**What is required:** Write out again only the lines between the one with "Enumerate this screenshot's" and the end of the records below, both ends counted, and don't include the pictures.

**Data entries for graphics:**
※

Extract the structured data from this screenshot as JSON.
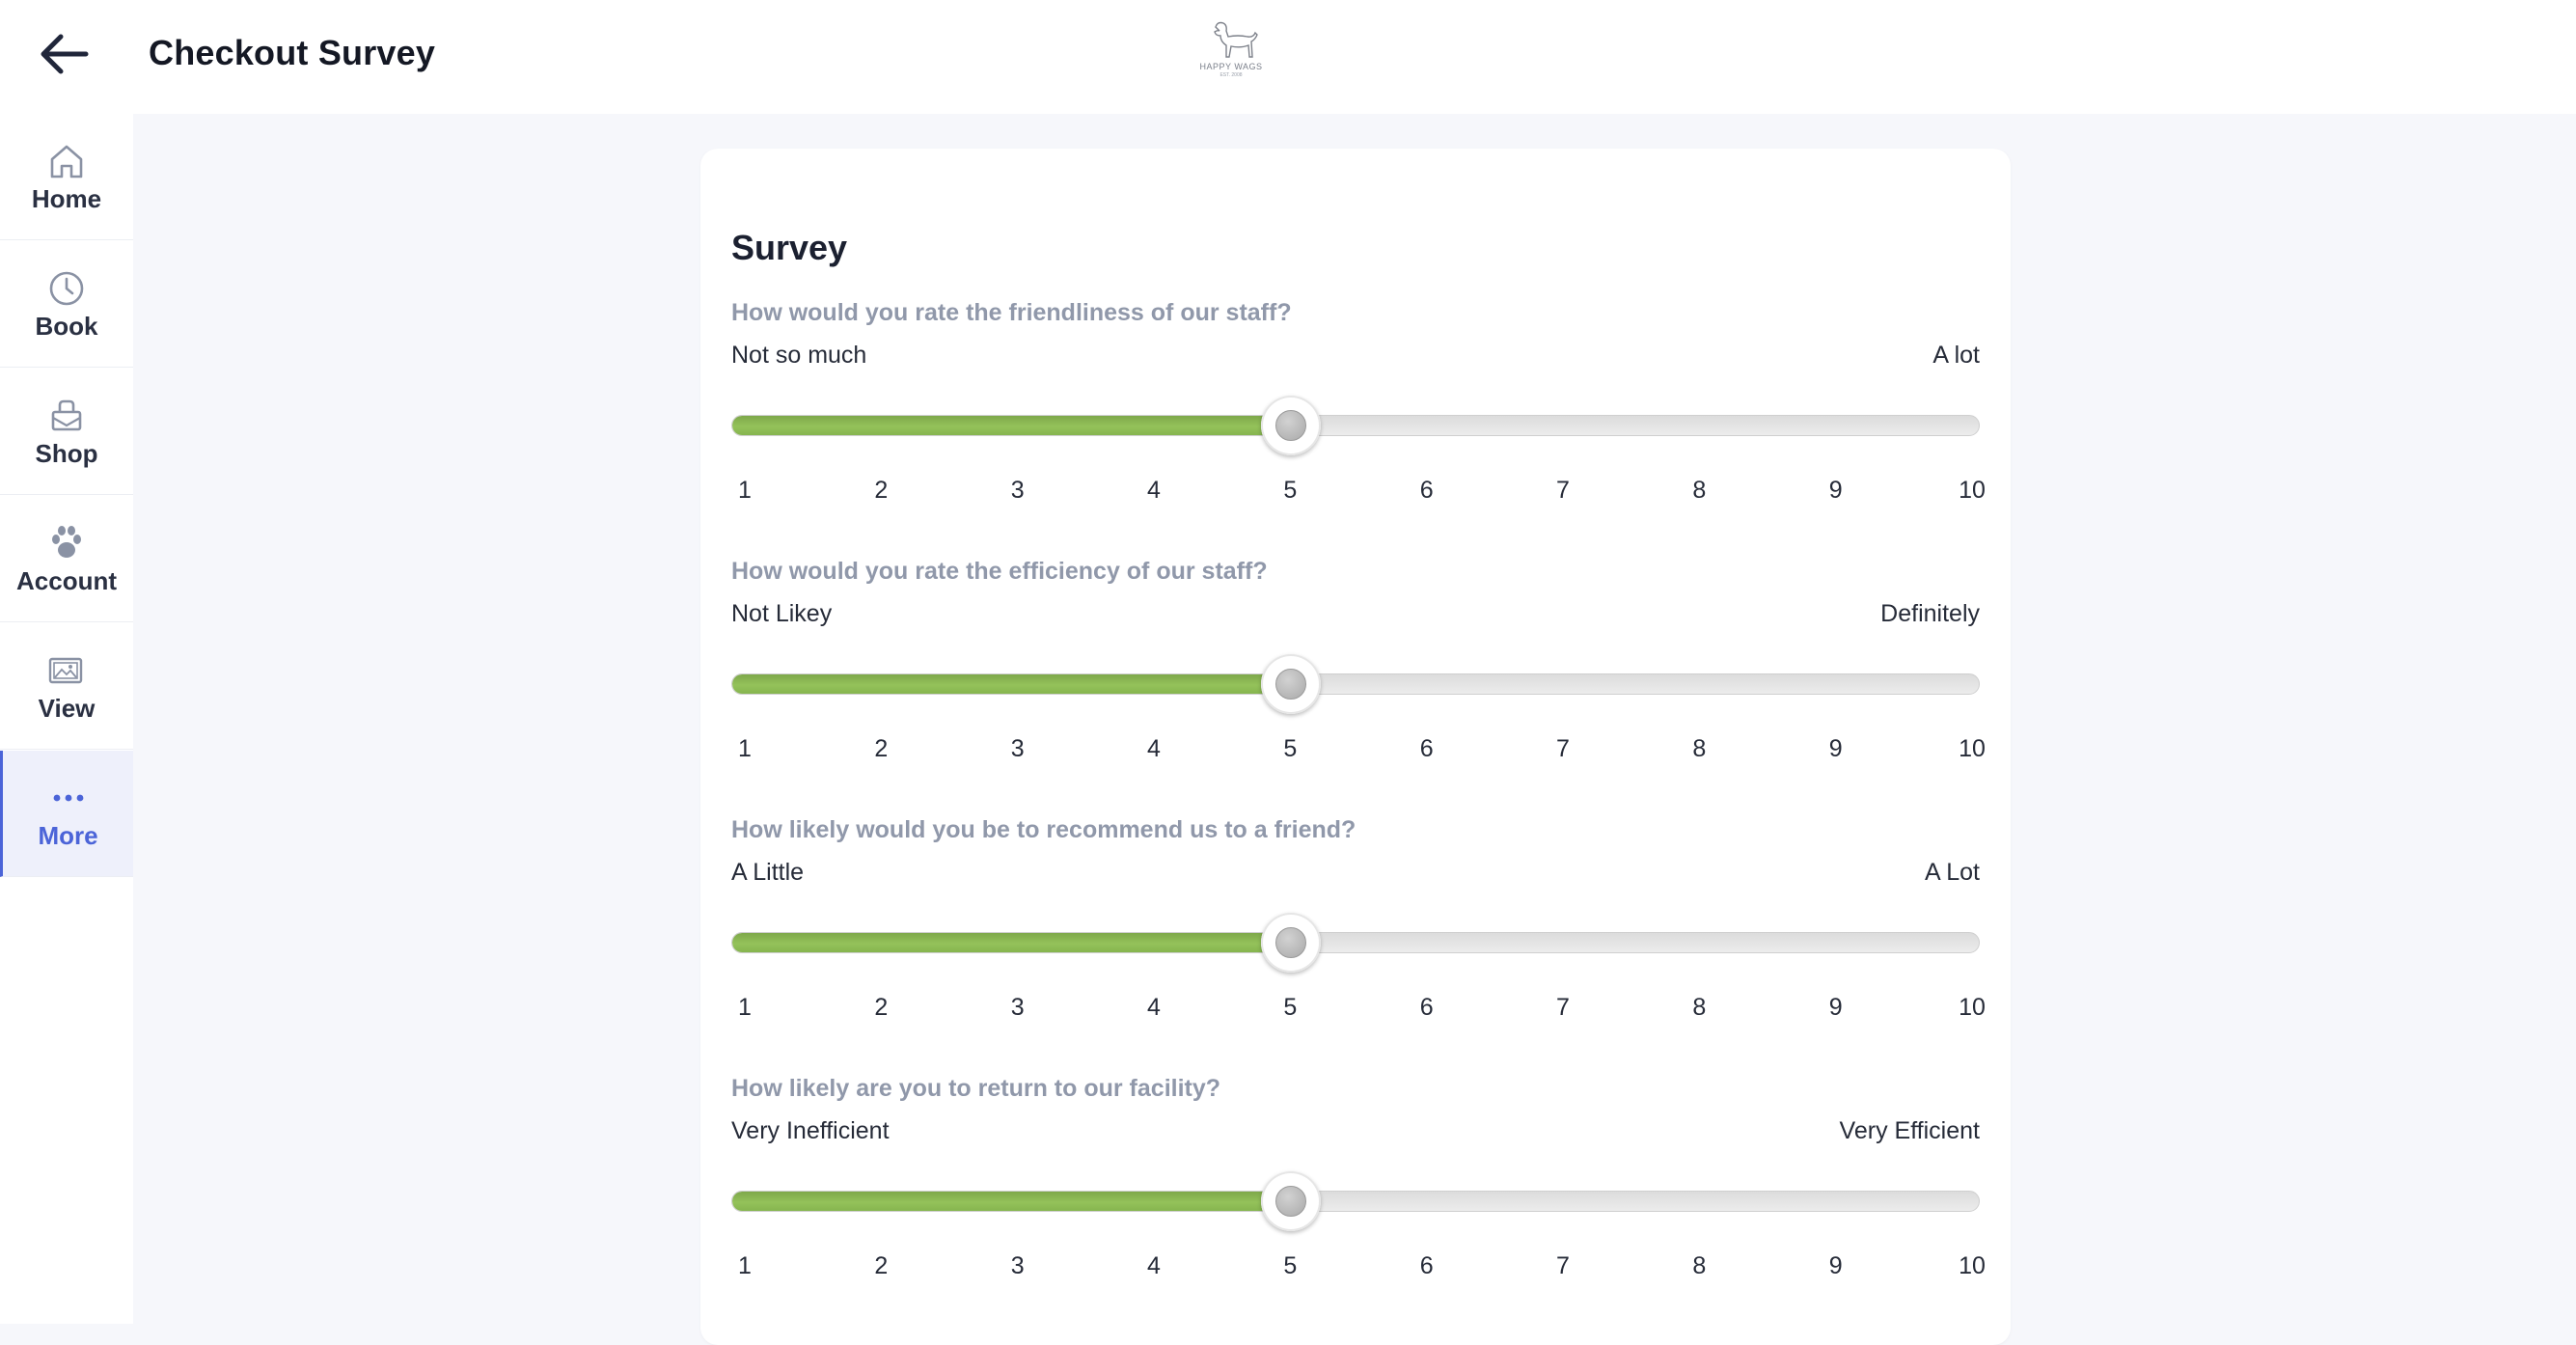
{
  "header": {
    "title": "Checkout Survey",
    "logo_text": "HAPPY WAGS",
    "logo_sub": "EST. 2008"
  },
  "sidebar": {
    "items": [
      {
        "label": "Home",
        "icon": "home-icon"
      },
      {
        "label": "Book",
        "icon": "clock-icon"
      },
      {
        "label": "Shop",
        "icon": "shopping-bag-icon"
      },
      {
        "label": "Account",
        "icon": "paw-icon"
      },
      {
        "label": "View",
        "icon": "image-gallery-icon"
      },
      {
        "label": "More",
        "icon": "more-dots-icon",
        "active": true
      }
    ]
  },
  "survey": {
    "title": "Survey",
    "min": 1,
    "max": 10,
    "scale": [
      "1",
      "2",
      "3",
      "4",
      "5",
      "6",
      "7",
      "8",
      "9",
      "10"
    ],
    "questions": [
      {
        "text": "How would you rate the friendliness of our staff?",
        "min_label": "Not so much",
        "max_label": "A lot",
        "value": 5
      },
      {
        "text": "How would you rate the efficiency of our staff?",
        "min_label": "Not Likey",
        "max_label": "Definitely",
        "value": 5
      },
      {
        "text": "How likely would you be to recommend us to a friend?",
        "min_label": "A Little",
        "max_label": "A Lot",
        "value": 5
      },
      {
        "text": "How likely are you to return to our facility?",
        "min_label": "Very Inefficient",
        "max_label": "Very Efficient",
        "value": 5
      }
    ]
  },
  "colors": {
    "accent": "#4b64d8",
    "slider_fill": "#8cbb55",
    "background": "#f6f7fb"
  }
}
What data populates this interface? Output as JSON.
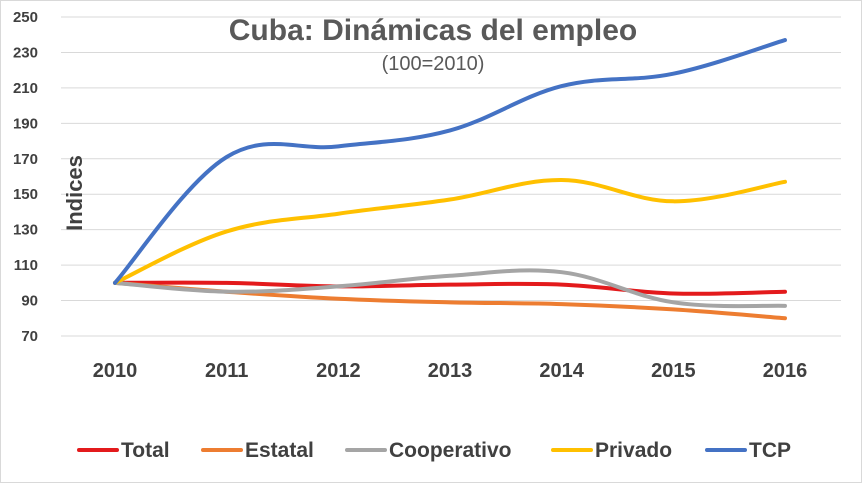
{
  "chart_data": {
    "type": "line",
    "title": "Cuba: Dinámicas del empleo",
    "subtitle": "(100=2010)",
    "xlabel": "",
    "ylabel": "Indices",
    "categories": [
      "2010",
      "2011",
      "2012",
      "2013",
      "2014",
      "2015",
      "2016"
    ],
    "yticks": [
      70,
      90,
      110,
      130,
      150,
      170,
      190,
      210,
      230,
      250
    ],
    "ylim": [
      70,
      250
    ],
    "grid": true,
    "legend_position": "bottom",
    "series": [
      {
        "name": "Total",
        "color": "#e31a1c",
        "values": [
          100,
          100,
          98,
          99,
          99,
          94,
          95
        ]
      },
      {
        "name": "Estatal",
        "color": "#ed7d31",
        "values": [
          100,
          95,
          91,
          89,
          88,
          85,
          80
        ]
      },
      {
        "name": "Cooperativo",
        "color": "#a5a5a5",
        "values": [
          100,
          95,
          98,
          104,
          106,
          89,
          87
        ]
      },
      {
        "name": "Privado",
        "color": "#ffc000",
        "values": [
          100,
          129,
          139,
          147,
          158,
          146,
          157
        ]
      },
      {
        "name": "TCP",
        "color": "#4472c4",
        "values": [
          100,
          171,
          177,
          186,
          211,
          218,
          237
        ]
      }
    ]
  }
}
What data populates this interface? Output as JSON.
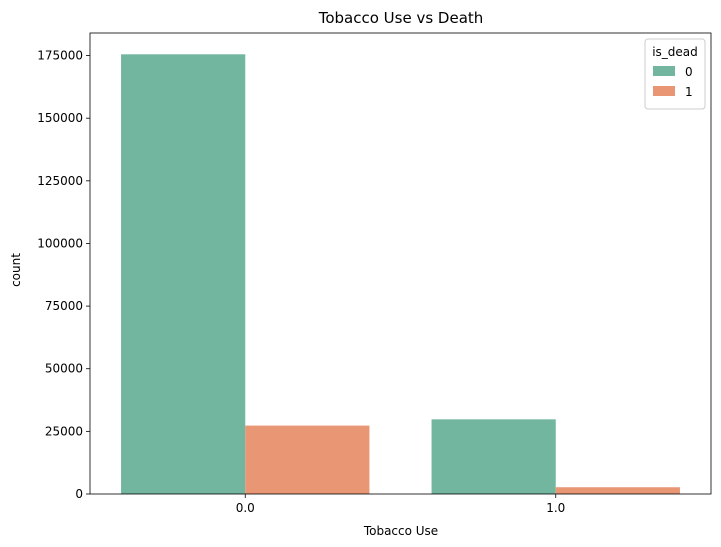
{
  "chart_data": {
    "type": "bar",
    "title": "Tobacco Use vs Death",
    "xlabel": "Tobacco Use",
    "ylabel": "count",
    "categories": [
      "0.0",
      "1.0"
    ],
    "series": [
      {
        "name": "0",
        "color": "#72b6a0",
        "values": [
          175500,
          29800
        ]
      },
      {
        "name": "1",
        "color": "#e99675",
        "values": [
          27300,
          2700
        ]
      }
    ],
    "yticks": [
      0,
      25000,
      50000,
      75000,
      100000,
      125000,
      150000,
      175000
    ],
    "ylim": [
      0,
      184000
    ],
    "grid": false,
    "legend": {
      "title": "is_dead",
      "placement": "top-right"
    }
  }
}
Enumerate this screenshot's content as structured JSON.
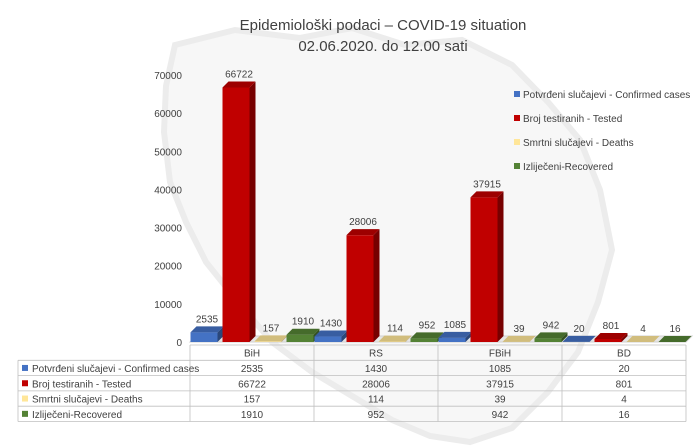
{
  "chart_data": {
    "type": "bar",
    "title_line1": "Epidemiološki podaci – COVID-19 situation",
    "title_line2": "02.06.2020. do 12.00 sati",
    "categories": [
      "BiH",
      "RS",
      "FBiH",
      "BD"
    ],
    "ylim": [
      0,
      70000
    ],
    "yticks": [
      0,
      10000,
      20000,
      30000,
      40000,
      50000,
      60000,
      70000
    ],
    "grid": false,
    "legend_position": "right",
    "series": [
      {
        "name": "Potvrđeni slučajevi - Confirmed cases",
        "values": [
          2535,
          1430,
          1085,
          20
        ],
        "color": "#4472C4"
      },
      {
        "name": "Broj testiranih - Tested",
        "values": [
          66722,
          28006,
          37915,
          801
        ],
        "color": "#C00000"
      },
      {
        "name": "Smrtni slučajevi - Deaths",
        "values": [
          157,
          114,
          39,
          4
        ],
        "color": "#FFE699"
      },
      {
        "name": "Izliječeni-Recovered",
        "values": [
          1910,
          952,
          942,
          16
        ],
        "color": "#548235"
      }
    ]
  }
}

※

**Exercise response:**
Enumerate this screenshot's content as structured JSON.
{
  "chart_data": {
    "type": "bar",
    "title_line1": "Epidemiološki podaci – COVID-19 situation",
    "title_line2": "02.06.2020. do 12.00 sati",
    "categories": [
      "BiH",
      "RS",
      "FBiH",
      "BD"
    ],
    "ylim": [
      0,
      70000
    ],
    "yticks": [
      0,
      10000,
      20000,
      30000,
      40000,
      50000,
      60000,
      70000
    ],
    "grid": false,
    "legend_position": "right",
    "series": [
      {
        "name": "Potvrđeni slučajevi - Confirmed cases",
        "values": [
          2535,
          1430,
          1085,
          20
        ],
        "color": "#4472C4"
      },
      {
        "name": "Broj testiranih - Tested",
        "values": [
          66722,
          28006,
          37915,
          801
        ],
        "color": "#C00000"
      },
      {
        "name": "Smrtni slučajevi - Deaths",
        "values": [
          157,
          114,
          39,
          4
        ],
        "color": "#FFE699"
      },
      {
        "name": "Izliječeni-Recovered",
        "values": [
          1910,
          952,
          942,
          16
        ],
        "color": "#548235"
      }
    ]
  }
}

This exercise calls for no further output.